Given request:
Repeat the following lines word for word.

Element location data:

▶

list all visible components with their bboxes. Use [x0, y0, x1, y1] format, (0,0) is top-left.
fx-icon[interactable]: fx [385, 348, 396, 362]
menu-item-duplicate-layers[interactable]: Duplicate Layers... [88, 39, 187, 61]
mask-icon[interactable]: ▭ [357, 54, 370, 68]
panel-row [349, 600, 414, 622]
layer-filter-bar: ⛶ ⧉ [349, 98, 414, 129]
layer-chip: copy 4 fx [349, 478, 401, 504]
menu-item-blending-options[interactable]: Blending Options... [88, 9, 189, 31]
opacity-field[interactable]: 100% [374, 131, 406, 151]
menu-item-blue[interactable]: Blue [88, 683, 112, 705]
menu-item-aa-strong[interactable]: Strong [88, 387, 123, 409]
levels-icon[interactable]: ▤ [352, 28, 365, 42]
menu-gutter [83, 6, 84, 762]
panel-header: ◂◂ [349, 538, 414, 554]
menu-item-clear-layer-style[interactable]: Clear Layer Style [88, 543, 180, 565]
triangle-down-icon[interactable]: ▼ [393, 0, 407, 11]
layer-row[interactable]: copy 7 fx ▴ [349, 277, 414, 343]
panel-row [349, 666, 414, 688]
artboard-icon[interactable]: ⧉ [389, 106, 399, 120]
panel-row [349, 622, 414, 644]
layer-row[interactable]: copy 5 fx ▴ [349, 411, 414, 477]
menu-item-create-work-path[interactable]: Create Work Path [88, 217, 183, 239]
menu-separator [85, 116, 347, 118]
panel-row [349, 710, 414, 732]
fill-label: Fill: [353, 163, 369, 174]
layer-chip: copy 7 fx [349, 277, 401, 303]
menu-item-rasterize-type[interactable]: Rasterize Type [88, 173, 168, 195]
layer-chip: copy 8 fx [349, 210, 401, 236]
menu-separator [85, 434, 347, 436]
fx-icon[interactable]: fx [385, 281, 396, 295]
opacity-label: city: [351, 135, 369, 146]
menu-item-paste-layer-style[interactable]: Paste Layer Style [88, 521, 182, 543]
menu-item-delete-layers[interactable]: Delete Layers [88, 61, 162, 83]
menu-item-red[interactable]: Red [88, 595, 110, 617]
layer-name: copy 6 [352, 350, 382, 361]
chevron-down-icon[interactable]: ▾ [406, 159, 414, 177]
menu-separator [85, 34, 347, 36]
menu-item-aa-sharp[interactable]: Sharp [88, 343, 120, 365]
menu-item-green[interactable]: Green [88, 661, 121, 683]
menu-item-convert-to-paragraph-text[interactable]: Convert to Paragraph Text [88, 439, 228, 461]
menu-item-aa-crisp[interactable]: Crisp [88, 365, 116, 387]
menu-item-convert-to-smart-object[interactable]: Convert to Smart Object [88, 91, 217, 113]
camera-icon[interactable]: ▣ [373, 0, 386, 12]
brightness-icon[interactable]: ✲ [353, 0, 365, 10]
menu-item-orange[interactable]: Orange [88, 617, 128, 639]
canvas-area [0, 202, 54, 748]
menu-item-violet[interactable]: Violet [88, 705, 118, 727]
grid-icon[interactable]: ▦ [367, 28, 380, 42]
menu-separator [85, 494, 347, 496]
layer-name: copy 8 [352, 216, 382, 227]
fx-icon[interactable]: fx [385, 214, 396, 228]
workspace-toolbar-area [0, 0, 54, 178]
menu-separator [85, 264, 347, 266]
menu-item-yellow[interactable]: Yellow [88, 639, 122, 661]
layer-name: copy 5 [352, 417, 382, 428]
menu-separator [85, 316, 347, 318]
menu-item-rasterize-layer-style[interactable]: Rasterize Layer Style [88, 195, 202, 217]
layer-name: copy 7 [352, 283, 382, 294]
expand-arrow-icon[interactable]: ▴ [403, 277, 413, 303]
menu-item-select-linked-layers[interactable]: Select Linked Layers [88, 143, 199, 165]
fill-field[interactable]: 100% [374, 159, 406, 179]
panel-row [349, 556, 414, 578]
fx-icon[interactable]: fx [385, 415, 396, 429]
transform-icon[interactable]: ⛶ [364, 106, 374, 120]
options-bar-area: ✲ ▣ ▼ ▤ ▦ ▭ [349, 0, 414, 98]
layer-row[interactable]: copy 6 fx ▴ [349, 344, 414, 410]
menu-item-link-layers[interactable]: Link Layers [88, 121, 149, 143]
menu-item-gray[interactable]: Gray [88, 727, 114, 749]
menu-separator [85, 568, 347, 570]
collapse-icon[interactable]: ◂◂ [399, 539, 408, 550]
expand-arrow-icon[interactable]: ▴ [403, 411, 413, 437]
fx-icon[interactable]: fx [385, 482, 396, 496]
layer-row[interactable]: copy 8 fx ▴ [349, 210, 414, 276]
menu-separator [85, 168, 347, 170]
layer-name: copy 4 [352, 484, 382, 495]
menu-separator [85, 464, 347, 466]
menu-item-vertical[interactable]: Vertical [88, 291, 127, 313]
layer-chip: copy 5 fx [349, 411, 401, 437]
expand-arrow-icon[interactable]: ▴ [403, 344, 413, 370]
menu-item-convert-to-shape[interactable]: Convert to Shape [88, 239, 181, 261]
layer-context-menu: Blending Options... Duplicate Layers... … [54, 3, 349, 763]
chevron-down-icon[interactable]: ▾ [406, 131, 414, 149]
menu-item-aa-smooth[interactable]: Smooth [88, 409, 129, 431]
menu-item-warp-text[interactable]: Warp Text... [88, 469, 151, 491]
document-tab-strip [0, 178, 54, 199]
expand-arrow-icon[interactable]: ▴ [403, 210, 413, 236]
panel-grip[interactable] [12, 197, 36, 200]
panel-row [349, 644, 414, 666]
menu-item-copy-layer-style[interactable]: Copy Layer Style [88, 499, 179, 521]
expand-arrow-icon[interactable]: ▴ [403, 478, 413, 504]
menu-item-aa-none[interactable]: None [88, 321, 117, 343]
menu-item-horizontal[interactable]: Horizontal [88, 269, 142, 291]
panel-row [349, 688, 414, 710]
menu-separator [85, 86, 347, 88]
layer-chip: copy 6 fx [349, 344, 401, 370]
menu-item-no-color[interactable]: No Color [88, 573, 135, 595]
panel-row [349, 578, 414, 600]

◀

Answer below:
list all visible components with their bboxes. Use [x0, y0, x1, y1] format, (0,0) is top-left.
fx-icon[interactable]: fx [385, 348, 396, 362]
menu-item-duplicate-layers[interactable]: Duplicate Layers... [88, 39, 187, 61]
mask-icon[interactable]: ▭ [357, 54, 370, 68]
panel-row [349, 600, 414, 622]
layer-filter-bar: ⛶ ⧉ [349, 98, 414, 129]
layer-chip: copy 4 fx [349, 478, 401, 504]
menu-item-blending-options[interactable]: Blending Options... [88, 9, 189, 31]
opacity-field[interactable]: 100% [374, 131, 406, 151]
menu-item-blue[interactable]: Blue [88, 683, 112, 705]
menu-item-aa-strong[interactable]: Strong [88, 387, 123, 409]
levels-icon[interactable]: ▤ [352, 28, 365, 42]
menu-gutter [83, 6, 84, 762]
panel-header: ◂◂ [349, 538, 414, 554]
menu-item-clear-layer-style[interactable]: Clear Layer Style [88, 543, 180, 565]
triangle-down-icon[interactable]: ▼ [393, 0, 407, 11]
layer-row[interactable]: copy 7 fx ▴ [349, 277, 414, 343]
panel-row [349, 666, 414, 688]
artboard-icon[interactable]: ⧉ [389, 106, 399, 120]
panel-row [349, 622, 414, 644]
layer-row[interactable]: copy 5 fx ▴ [349, 411, 414, 477]
menu-item-create-work-path[interactable]: Create Work Path [88, 217, 183, 239]
menu-separator [85, 116, 347, 118]
panel-row [349, 710, 414, 732]
fill-label: Fill: [353, 163, 369, 174]
layer-chip: copy 7 fx [349, 277, 401, 303]
menu-item-rasterize-type[interactable]: Rasterize Type [88, 173, 168, 195]
layer-chip: copy 8 fx [349, 210, 401, 236]
menu-separator [85, 434, 347, 436]
fx-icon[interactable]: fx [385, 281, 396, 295]
opacity-label: city: [351, 135, 369, 146]
menu-item-paste-layer-style[interactable]: Paste Layer Style [88, 521, 182, 543]
menu-item-delete-layers[interactable]: Delete Layers [88, 61, 162, 83]
menu-item-red[interactable]: Red [88, 595, 110, 617]
layer-name: copy 6 [352, 350, 382, 361]
chevron-down-icon[interactable]: ▾ [406, 159, 414, 177]
menu-separator [85, 34, 347, 36]
menu-item-aa-sharp[interactable]: Sharp [88, 343, 120, 365]
menu-item-green[interactable]: Green [88, 661, 121, 683]
menu-item-convert-to-paragraph-text[interactable]: Convert to Paragraph Text [88, 439, 228, 461]
menu-item-aa-crisp[interactable]: Crisp [88, 365, 116, 387]
menu-item-convert-to-smart-object[interactable]: Convert to Smart Object [88, 91, 217, 113]
camera-icon[interactable]: ▣ [373, 0, 386, 12]
brightness-icon[interactable]: ✲ [353, 0, 365, 10]
menu-item-orange[interactable]: Orange [88, 617, 128, 639]
canvas-area [0, 202, 54, 748]
menu-item-violet[interactable]: Violet [88, 705, 118, 727]
grid-icon[interactable]: ▦ [367, 28, 380, 42]
menu-separator [85, 494, 347, 496]
layer-name: copy 8 [352, 216, 382, 227]
fx-icon[interactable]: fx [385, 214, 396, 228]
workspace-toolbar-area [0, 0, 54, 178]
menu-separator [85, 264, 347, 266]
menu-item-yellow[interactable]: Yellow [88, 639, 122, 661]
layer-name: copy 5 [352, 417, 382, 428]
menu-separator [85, 316, 347, 318]
menu-item-rasterize-layer-style[interactable]: Rasterize Layer Style [88, 195, 202, 217]
layer-name: copy 7 [352, 283, 382, 294]
expand-arrow-icon[interactable]: ▴ [403, 277, 413, 303]
menu-item-select-linked-layers[interactable]: Select Linked Layers [88, 143, 199, 165]
fill-field[interactable]: 100% [374, 159, 406, 179]
panel-row [349, 556, 414, 578]
fx-icon[interactable]: fx [385, 415, 396, 429]
transform-icon[interactable]: ⛶ [364, 106, 374, 120]
options-bar-area: ✲ ▣ ▼ ▤ ▦ ▭ [349, 0, 414, 98]
layer-row[interactable]: copy 6 fx ▴ [349, 344, 414, 410]
menu-item-link-layers[interactable]: Link Layers [88, 121, 149, 143]
menu-item-gray[interactable]: Gray [88, 727, 114, 749]
menu-separator [85, 568, 347, 570]
collapse-icon[interactable]: ◂◂ [399, 539, 408, 550]
expand-arrow-icon[interactable]: ▴ [403, 411, 413, 437]
fx-icon[interactable]: fx [385, 482, 396, 496]
layer-row[interactable]: copy 8 fx ▴ [349, 210, 414, 276]
menu-separator [85, 168, 347, 170]
layer-name: copy 4 [352, 484, 382, 495]
menu-separator [85, 464, 347, 466]
menu-item-vertical[interactable]: Vertical [88, 291, 127, 313]
layer-chip: copy 5 fx [349, 411, 401, 437]
expand-arrow-icon[interactable]: ▴ [403, 344, 413, 370]
menu-item-convert-to-shape[interactable]: Convert to Shape [88, 239, 181, 261]
layer-context-menu: Blending Options... Duplicate Layers... … [54, 3, 349, 763]
chevron-down-icon[interactable]: ▾ [406, 131, 414, 149]
menu-item-aa-smooth[interactable]: Smooth [88, 409, 129, 431]
menu-item-warp-text[interactable]: Warp Text... [88, 469, 151, 491]
document-tab-strip [0, 178, 54, 199]
expand-arrow-icon[interactable]: ▴ [403, 210, 413, 236]
panel-grip[interactable] [12, 197, 36, 200]
panel-row [349, 644, 414, 666]
menu-item-copy-layer-style[interactable]: Copy Layer Style [88, 499, 179, 521]
expand-arrow-icon[interactable]: ▴ [403, 478, 413, 504]
menu-item-aa-none[interactable]: None [88, 321, 117, 343]
menu-item-horizontal[interactable]: Horizontal [88, 269, 142, 291]
panel-row [349, 688, 414, 710]
menu-separator [85, 86, 347, 88]
layer-chip: copy 6 fx [349, 344, 401, 370]
menu-item-no-color[interactable]: No Color [88, 573, 135, 595]
panel-row [349, 578, 414, 600]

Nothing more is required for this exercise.